>> START SUPPLIED INFORMATION

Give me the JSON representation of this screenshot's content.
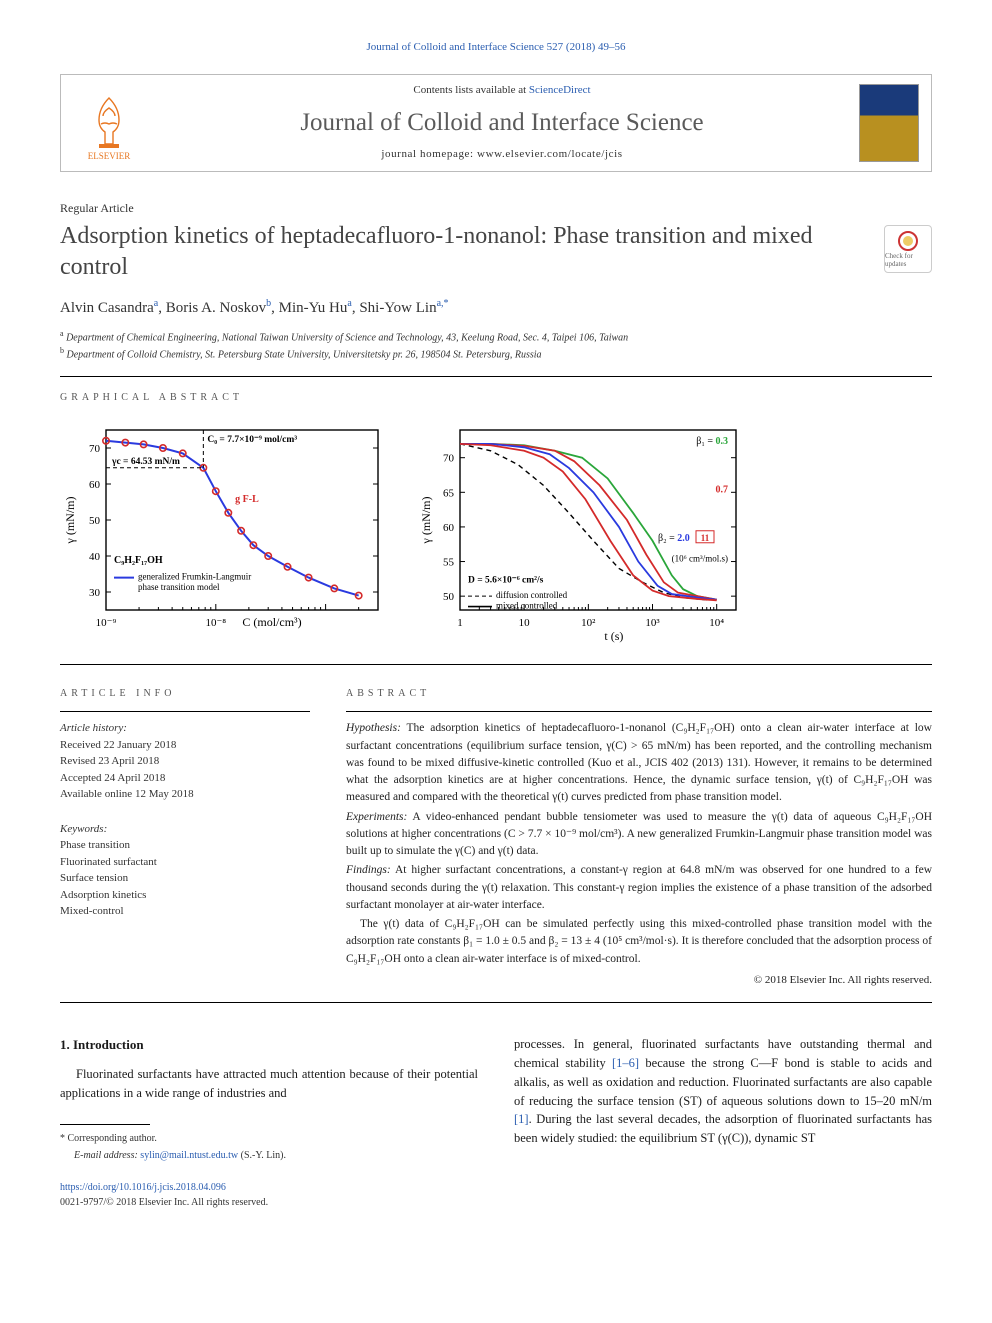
{
  "top_ref": "Journal of Colloid and Interface Science 527 (2018) 49–56",
  "header": {
    "contents_prefix": "Contents lists available at ",
    "contents_link": "ScienceDirect",
    "journal_title": "Journal of Colloid and Interface Science",
    "homepage_prefix": "journal homepage: ",
    "homepage_url": "www.elsevier.com/locate/jcis",
    "publisher_name": "ELSEVIER"
  },
  "article": {
    "type": "Regular Article",
    "title": "Adsorption kinetics of heptadecafluoro-1-nonanol: Phase transition and mixed control",
    "check_for_updates": "Check for updates",
    "authors_html": "Alvin Casandra",
    "a1_name": "Alvin Casandra",
    "a1_sup": "a",
    "a2_name": ", Boris A. Noskov",
    "a2_sup": "b",
    "a3_name": ", Min-Yu Hu",
    "a3_sup": "a",
    "a4_name": ", Shi-Yow Lin",
    "a4_sup": "a,*",
    "affil_a_sup": "a",
    "affil_a": " Department of Chemical Engineering, National Taiwan University of Science and Technology, 43, Keelung Road, Sec. 4, Taipei 106, Taiwan",
    "affil_b_sup": "b",
    "affil_b": " Department of Colloid Chemistry, St. Petersburg State University, Universitetsky pr. 26, 198504 St. Petersburg, Russia"
  },
  "sections": {
    "graphical_abstract": "graphical abstract",
    "article_info": "article info",
    "abstract": "abstract"
  },
  "chart_left": {
    "type": "line-scatter",
    "title_formula": "C₉H₂F₁₇OH",
    "legend1": "generalized Frumkin-Langmuir",
    "legend2": "phase transition model",
    "xlabel": "C (mol/cm³)",
    "ylabel": "γ (mN/m)",
    "xlim": [
      1e-09,
      3e-07
    ],
    "ylim": [
      25,
      75
    ],
    "ytick_labels": [
      "30",
      "40",
      "50",
      "60",
      "70"
    ],
    "ytick_vals": [
      30,
      40,
      50,
      60,
      70
    ],
    "xtick_labels": [
      "10⁻⁹",
      "10⁻⁸"
    ],
    "xtick_vals": [
      1e-09,
      1e-08
    ],
    "annotation_c0": "C₀ = 7.7×10⁻⁹ mol/cm³",
    "annotation_gamma": "γc = 64.53 mN/m",
    "annotation_gfl": "g F-L",
    "data_points_x": [
      1e-09,
      1.5e-09,
      2.2e-09,
      3.3e-09,
      5e-09,
      7.7e-09,
      1e-08,
      1.3e-08,
      1.7e-08,
      2.2e-08,
      3e-08,
      4.5e-08,
      7e-08,
      1.2e-07,
      2e-07
    ],
    "data_points_y": [
      72,
      71.5,
      71,
      70,
      68.5,
      64.5,
      58,
      52,
      47,
      43,
      40,
      37,
      34,
      31,
      29
    ],
    "marker_color": "#d42a2a",
    "line_color": "#2a3adf",
    "line_width": 2,
    "background": "#ffffff",
    "axis_color": "#000000",
    "tick_fontsize": 11,
    "label_fontsize": 12
  },
  "chart_right": {
    "type": "line-multi",
    "xlabel": "t (s)",
    "ylabel": "γ (mN/m)",
    "xlim": [
      1,
      20000
    ],
    "ylim": [
      48,
      74
    ],
    "ytick_labels": [
      "50",
      "55",
      "60",
      "65",
      "70"
    ],
    "ytick_vals": [
      50,
      55,
      60,
      65,
      70
    ],
    "xtick_labels": [
      "1",
      "10",
      "10²",
      "10³",
      "10⁴"
    ],
    "xtick_vals": [
      1,
      10,
      100,
      1000,
      10000
    ],
    "beta_values": [
      "0.3",
      "0.7",
      "2.0",
      "11"
    ],
    "beta_colors": [
      "#2aa63a",
      "#d42a2a",
      "#2a3adf",
      "#d42a2a"
    ],
    "beta_unit": "(10⁶ cm³/mol.s)",
    "annotation_d": "D = 5.6×10⁻⁶ cm²/s",
    "legend_dashed": "diffusion controlled",
    "legend_solid": "mixed controlled",
    "background": "#ffffff",
    "axis_color": "#000000",
    "series": [
      {
        "label": "β₁=0.3",
        "color": "#2aa63a",
        "x": [
          1,
          3,
          10,
          30,
          80,
          200,
          500,
          1000,
          2000,
          3000,
          5000,
          10000
        ],
        "y": [
          72,
          72,
          71.8,
          71,
          70,
          67,
          62,
          58,
          53,
          51,
          50,
          49.5
        ]
      },
      {
        "label": "β₁=0.7",
        "color": "#d42a2a",
        "x": [
          1,
          3,
          10,
          30,
          60,
          150,
          400,
          800,
          1500,
          2500,
          5000,
          10000
        ],
        "y": [
          72,
          72,
          71.7,
          71,
          69.5,
          66,
          61,
          56,
          52,
          50.5,
          50,
          49.5
        ]
      },
      {
        "label": "β₁=2.0",
        "color": "#2a3adf",
        "x": [
          1,
          3,
          10,
          25,
          50,
          120,
          300,
          600,
          1200,
          2000,
          5000,
          10000
        ],
        "y": [
          72,
          72,
          71.5,
          70.5,
          68.5,
          65,
          60,
          55,
          51.5,
          50.3,
          49.8,
          49.5
        ]
      },
      {
        "label": "β₁=11",
        "color": "#d42a2a",
        "x": [
          1,
          3,
          10,
          20,
          40,
          90,
          220,
          500,
          1000,
          1800,
          5000,
          10000
        ],
        "y": [
          72,
          71.8,
          71,
          70,
          68,
          64,
          58,
          53,
          50.8,
          50,
          49.6,
          49.4
        ]
      }
    ],
    "dashed": {
      "color": "#000000",
      "x": [
        1,
        3,
        8,
        20,
        50,
        120,
        300,
        700,
        1500,
        3000,
        8000
      ],
      "y": [
        72,
        71,
        69,
        66,
        62,
        58,
        54,
        52,
        50.5,
        49.8,
        49.4
      ]
    }
  },
  "article_info": {
    "history_label": "Article history:",
    "received": "Received 22 January 2018",
    "revised": "Revised 23 April 2018",
    "accepted": "Accepted 24 April 2018",
    "online": "Available online 12 May 2018",
    "keywords_label": "Keywords:",
    "kw1": "Phase transition",
    "kw2": "Fluorinated surfactant",
    "kw3": "Surface tension",
    "kw4": "Adsorption kinetics",
    "kw5": "Mixed-control"
  },
  "abstract": {
    "hyp_label": "Hypothesis:",
    "hyp_text": " The adsorption kinetics of heptadecafluoro-1-nonanol (C₉H₂F₁₇OH) onto a clean air-water interface at low surfactant concentrations (equilibrium surface tension, γ(C) > 65 mN/m) has been reported, and the controlling mechanism was found to be mixed diffusive-kinetic controlled (Kuo et al., JCIS 402 (2013) 131). However, it remains to be determined what the adsorption kinetics are at higher concentrations. Hence, the dynamic surface tension, γ(t) of C₉H₂F₁₇OH was measured and compared with the theoretical γ(t) curves predicted from phase transition model.",
    "exp_label": "Experiments:",
    "exp_text": " A video-enhanced pendant bubble tensiometer was used to measure the γ(t) data of aqueous C₉H₂F₁₇OH solutions at higher concentrations (C > 7.7 × 10⁻⁹ mol/cm³). A new generalized Frumkin-Langmuir phase transition model was built up to simulate the γ(C) and γ(t) data.",
    "find_label": "Findings:",
    "find_text": " At higher surfactant concentrations, a constant-γ region at 64.8 mN/m was observed for one hundred to a few thousand seconds during the γ(t) relaxation. This constant-γ region implies the existence of a phase transition of the adsorbed surfactant monolayer at air-water interface.",
    "para2": "The γ(t) data of C₉H₂F₁₇OH can be simulated perfectly using this mixed-controlled phase transition model with the adsorption rate constants β₁ = 1.0 ± 0.5 and β₂ = 13 ± 4 (10⁵ cm³/mol·s). It is therefore concluded that the adsorption process of C₉H₂F₁₇OH onto a clean air-water interface is of mixed-control.",
    "copyright": "© 2018 Elsevier Inc. All rights reserved."
  },
  "intro": {
    "heading": "1. Introduction",
    "left_text": "Fluorinated surfactants have attracted much attention because of their potential applications in a wide range of industries and",
    "right_text_1": "processes. In general, fluorinated surfactants have outstanding thermal and chemical stability ",
    "right_ref1": "[1–6]",
    "right_text_2": " because the strong C—F bond is stable to acids and alkalis, as well as oxidation and reduction. Fluorinated surfactants are also capable of reducing the surface tension (ST) of aqueous solutions down to 15–20 mN/m ",
    "right_ref2": "[1]",
    "right_text_3": ". During the last several decades, the adsorption of fluorinated surfactants has been widely studied: the equilibrium ST (γ(C)), dynamic ST"
  },
  "footer": {
    "corr_label": "* Corresponding author.",
    "email_label": "E-mail address: ",
    "email": "sylin@mail.ntust.edu.tw",
    "email_suffix": " (S.-Y. Lin).",
    "doi": "https://doi.org/10.1016/j.jcis.2018.04.096",
    "issn": "0021-9797/© 2018 Elsevier Inc. All rights reserved."
  }
}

>> END SUPPLIED INFORMATION

DIRECTIONS: Gather each line of the listing that holds the string "water".

ANSWER TO THE TASK:
    "hyp_text": " The adsorption kinetics of heptadecafluoro-1-nonanol (C₉H₂F₁₇OH) onto a clean air-water interface at low surfactant concentrations (equilibrium surface tension, γ(C) > 65 mN/m) has been reported, and the controlling mechanism was found to be mixed diffusive-kinetic controlled (Kuo et al., JCIS 402 (2013) 131). However, it remains to be determined what the adsorption kinetics are at higher concentrations. Hence, the dynamic surface tension, γ(t) of C₉H₂F₁₇OH was measured and compared with the theoretical γ(t) curves predicted from phase transition model.",
    "find_text": " At higher surfactant concentrations, a constant-γ region at 64.8 mN/m was observed for one hundred to a few thousand seconds during the γ(t) relaxation. This constant-γ region implies the existence of a phase transition of the adsorbed surfactant monolayer at air-water interface.",
    "para2": "The γ(t) data of C₉H₂F₁₇OH can be simulated perfectly using this mixed-controlled phase transition model with the adsorption rate constants β₁ = 1.0 ± 0.5 and β₂ = 13 ± 4 (10⁵ cm³/mol·s). It is therefore concluded that the adsorption process of C₉H₂F₁₇OH onto a clean air-water interface is of mixed-control.",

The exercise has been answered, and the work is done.